**PROBLEM REQUIREMENTS:** Return only this: the line with "Parse this screenshot: output" and all the lines that follow it below, through the final one, exactly as they are.

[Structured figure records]
──────────

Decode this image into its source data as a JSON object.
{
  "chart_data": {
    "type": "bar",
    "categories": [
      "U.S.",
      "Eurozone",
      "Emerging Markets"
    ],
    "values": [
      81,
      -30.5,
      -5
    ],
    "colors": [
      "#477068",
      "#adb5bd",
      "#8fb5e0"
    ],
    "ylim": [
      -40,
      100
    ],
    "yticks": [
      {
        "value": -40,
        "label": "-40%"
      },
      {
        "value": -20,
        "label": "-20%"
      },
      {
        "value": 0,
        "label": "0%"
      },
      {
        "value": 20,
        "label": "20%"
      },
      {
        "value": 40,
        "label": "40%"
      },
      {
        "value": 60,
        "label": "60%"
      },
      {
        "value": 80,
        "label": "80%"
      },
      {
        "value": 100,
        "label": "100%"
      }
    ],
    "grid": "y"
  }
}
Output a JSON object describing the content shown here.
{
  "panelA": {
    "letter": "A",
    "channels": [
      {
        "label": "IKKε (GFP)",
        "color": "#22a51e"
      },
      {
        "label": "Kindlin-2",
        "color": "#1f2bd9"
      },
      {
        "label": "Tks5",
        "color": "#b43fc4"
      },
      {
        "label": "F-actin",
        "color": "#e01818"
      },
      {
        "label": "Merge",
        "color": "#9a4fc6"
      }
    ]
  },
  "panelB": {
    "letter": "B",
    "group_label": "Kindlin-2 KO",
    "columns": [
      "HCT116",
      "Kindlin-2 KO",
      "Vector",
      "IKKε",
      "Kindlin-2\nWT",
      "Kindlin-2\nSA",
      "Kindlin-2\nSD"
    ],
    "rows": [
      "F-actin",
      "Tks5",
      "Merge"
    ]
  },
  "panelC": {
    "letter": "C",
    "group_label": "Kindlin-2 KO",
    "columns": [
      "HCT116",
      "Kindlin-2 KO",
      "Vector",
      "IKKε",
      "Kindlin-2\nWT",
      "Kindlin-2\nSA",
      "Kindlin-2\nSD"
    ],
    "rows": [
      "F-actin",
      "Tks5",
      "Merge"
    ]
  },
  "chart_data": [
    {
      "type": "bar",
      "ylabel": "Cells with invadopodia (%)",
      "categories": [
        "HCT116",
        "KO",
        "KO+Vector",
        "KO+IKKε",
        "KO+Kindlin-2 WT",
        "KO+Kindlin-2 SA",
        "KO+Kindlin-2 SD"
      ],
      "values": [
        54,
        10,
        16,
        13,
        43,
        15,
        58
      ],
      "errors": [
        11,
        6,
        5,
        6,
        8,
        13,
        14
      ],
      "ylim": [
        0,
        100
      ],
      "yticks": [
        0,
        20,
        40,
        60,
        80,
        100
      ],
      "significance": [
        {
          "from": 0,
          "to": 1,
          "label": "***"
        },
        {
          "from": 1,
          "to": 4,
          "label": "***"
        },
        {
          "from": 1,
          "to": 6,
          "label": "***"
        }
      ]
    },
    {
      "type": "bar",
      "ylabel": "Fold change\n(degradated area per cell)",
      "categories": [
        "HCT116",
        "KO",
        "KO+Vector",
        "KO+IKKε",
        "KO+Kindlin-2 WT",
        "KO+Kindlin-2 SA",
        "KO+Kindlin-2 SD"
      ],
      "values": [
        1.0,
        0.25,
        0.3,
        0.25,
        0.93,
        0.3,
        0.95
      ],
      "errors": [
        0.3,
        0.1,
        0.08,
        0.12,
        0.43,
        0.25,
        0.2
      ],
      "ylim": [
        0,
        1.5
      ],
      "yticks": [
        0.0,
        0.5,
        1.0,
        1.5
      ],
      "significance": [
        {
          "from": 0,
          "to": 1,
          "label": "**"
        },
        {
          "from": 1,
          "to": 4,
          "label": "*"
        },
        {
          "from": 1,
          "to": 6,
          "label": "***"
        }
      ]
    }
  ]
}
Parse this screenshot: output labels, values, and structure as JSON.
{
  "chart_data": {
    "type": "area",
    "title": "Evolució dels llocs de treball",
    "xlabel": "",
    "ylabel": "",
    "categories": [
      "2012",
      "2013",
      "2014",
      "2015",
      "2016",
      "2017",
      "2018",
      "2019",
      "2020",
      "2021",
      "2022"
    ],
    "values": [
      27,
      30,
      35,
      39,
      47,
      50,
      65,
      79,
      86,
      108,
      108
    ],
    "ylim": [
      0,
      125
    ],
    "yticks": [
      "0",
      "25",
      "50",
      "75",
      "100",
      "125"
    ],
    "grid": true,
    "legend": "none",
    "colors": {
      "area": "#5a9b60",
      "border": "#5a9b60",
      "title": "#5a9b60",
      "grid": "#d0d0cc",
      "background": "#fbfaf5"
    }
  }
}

──────────

**COMPLETE OUTPUT:**
Parse this screenshot: output labels, values, and structure as JSON.
{
  "chart_data": {
    "type": "area",
    "title": "Evolució dels llocs de treball",
    "xlabel": "",
    "ylabel": "",
    "categories": [
      "2012",
      "2013",
      "2014",
      "2015",
      "2016",
      "2017",
      "2018",
      "2019",
      "2020",
      "2021",
      "2022"
    ],
    "values": [
      27,
      30,
      35,
      39,
      47,
      50,
      65,
      79,
      86,
      108,
      108
    ],
    "ylim": [
      0,
      125
    ],
    "yticks": [
      "0",
      "25",
      "50",
      "75",
      "100",
      "125"
    ],
    "grid": true,
    "legend": "none",
    "colors": {
      "area": "#5a9b60",
      "border": "#5a9b60",
      "title": "#5a9b60",
      "grid": "#d0d0cc",
      "background": "#fbfaf5"
    }
  }
}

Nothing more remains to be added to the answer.